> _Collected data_
--------------------------------------------------
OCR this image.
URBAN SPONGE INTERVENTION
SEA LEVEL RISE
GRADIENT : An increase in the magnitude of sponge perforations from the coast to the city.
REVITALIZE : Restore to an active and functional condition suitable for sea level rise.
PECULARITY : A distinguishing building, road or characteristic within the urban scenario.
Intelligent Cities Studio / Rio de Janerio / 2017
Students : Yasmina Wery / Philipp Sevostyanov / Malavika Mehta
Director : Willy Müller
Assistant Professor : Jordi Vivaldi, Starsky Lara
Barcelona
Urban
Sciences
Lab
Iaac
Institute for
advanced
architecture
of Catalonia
--------------------------------------------------
> _Task goal_
Above are some records; repeat all of them exactly.

> _Solution to the exercise_
OCR this image.
URBAN SPONGE INTERVENTION
SEA LEVEL RISE
GRADIENT : An increase in the magnitude of sponge perforations from the coast to the city.
REVITALIZE : Restore to an active and functional condition suitable for sea level rise.
PECULARITY : A distinguishing building, road or characteristic within the urban scenario.
Intelligent Cities Studio / Rio de Janerio / 2017
Students : Yasmina Wery / Philipp Sevostyanov / Malavika Mehta
Director : Willy Müller
Assistant Professor : Jordi Vivaldi, Starsky Lara
Barcelona
Urban
Sciences
Lab
Iaac
Institute for
advanced
architecture
of Catalonia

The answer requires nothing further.